Please retype the data in full and exactly; the pictures are not part of the copy.

[Start]

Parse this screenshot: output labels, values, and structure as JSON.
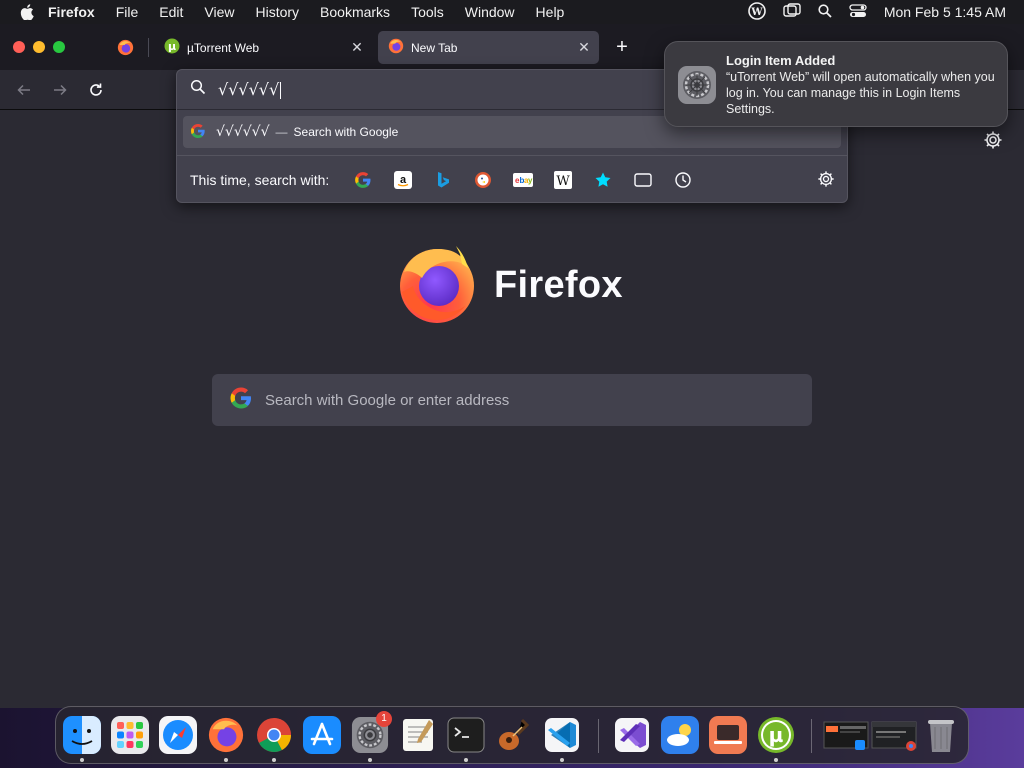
{
  "menubar": {
    "app_name": "Firefox",
    "items": [
      "File",
      "Edit",
      "View",
      "History",
      "Bookmarks",
      "Tools",
      "Window",
      "Help"
    ],
    "clock": "Mon Feb 5  1:45 AM"
  },
  "tabs": [
    {
      "label": "µTorrent Web",
      "icon": "utorrent-icon"
    },
    {
      "label": "New Tab",
      "icon": "firefox-icon",
      "active": true
    }
  ],
  "urlbar": {
    "typed_text": "√√√√√√",
    "suggestion": {
      "query": "√√√√√√",
      "separator": "—",
      "action": "Search with Google"
    },
    "one_off_label": "This time, search with:",
    "engines": [
      "google",
      "amazon",
      "bing",
      "duckduckgo",
      "ebay",
      "wikipedia",
      "bookmarks",
      "tabs",
      "history"
    ]
  },
  "home": {
    "wordmark": "Firefox",
    "search_placeholder": "Search with Google or enter address"
  },
  "notification": {
    "title": "Login Item Added",
    "body": "“uTorrent Web” will open automatically when you log in. You can manage this in Login Items Settings."
  },
  "dock": {
    "badge_count": "1",
    "apps": [
      "finder",
      "launchpad",
      "safari",
      "firefox",
      "chrome",
      "app-store",
      "system-settings",
      "textedit",
      "terminal",
      "garageband",
      "vscode",
      "visual-studio",
      "weather",
      "remote-desktop",
      "utorrent",
      "recent-window-1",
      "recent-window-2",
      "trash"
    ]
  },
  "colors": {
    "accent_blue": "#0a84ff",
    "toolbar": "#2b2a33",
    "tabbar": "#1c1b22",
    "field": "#42414d"
  }
}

[End]

• [Result below]:
Parse this screenshot: output labels, values, and structure as JSON.
{
  "menubar": {
    "app_name": "Firefox",
    "items": [
      "File",
      "Edit",
      "View",
      "History",
      "Bookmarks",
      "Tools",
      "Window",
      "Help"
    ],
    "clock": "Mon Feb 5  1:45 AM"
  },
  "tabs": [
    {
      "label": "µTorrent Web",
      "icon": "utorrent-icon"
    },
    {
      "label": "New Tab",
      "icon": "firefox-icon",
      "active": true
    }
  ],
  "urlbar": {
    "typed_text": "√√√√√√",
    "suggestion": {
      "query": "√√√√√√",
      "separator": "—",
      "action": "Search with Google"
    },
    "one_off_label": "This time, search with:",
    "engines": [
      "google",
      "amazon",
      "bing",
      "duckduckgo",
      "ebay",
      "wikipedia",
      "bookmarks",
      "tabs",
      "history"
    ]
  },
  "home": {
    "wordmark": "Firefox",
    "search_placeholder": "Search with Google or enter address"
  },
  "notification": {
    "title": "Login Item Added",
    "body": "“uTorrent Web” will open automatically when you log in. You can manage this in Login Items Settings."
  },
  "dock": {
    "badge_count": "1",
    "apps": [
      "finder",
      "launchpad",
      "safari",
      "firefox",
      "chrome",
      "app-store",
      "system-settings",
      "textedit",
      "terminal",
      "garageband",
      "vscode",
      "visual-studio",
      "weather",
      "remote-desktop",
      "utorrent",
      "recent-window-1",
      "recent-window-2",
      "trash"
    ]
  },
  "colors": {
    "accent_blue": "#0a84ff",
    "toolbar": "#2b2a33",
    "tabbar": "#1c1b22",
    "field": "#42414d"
  }
}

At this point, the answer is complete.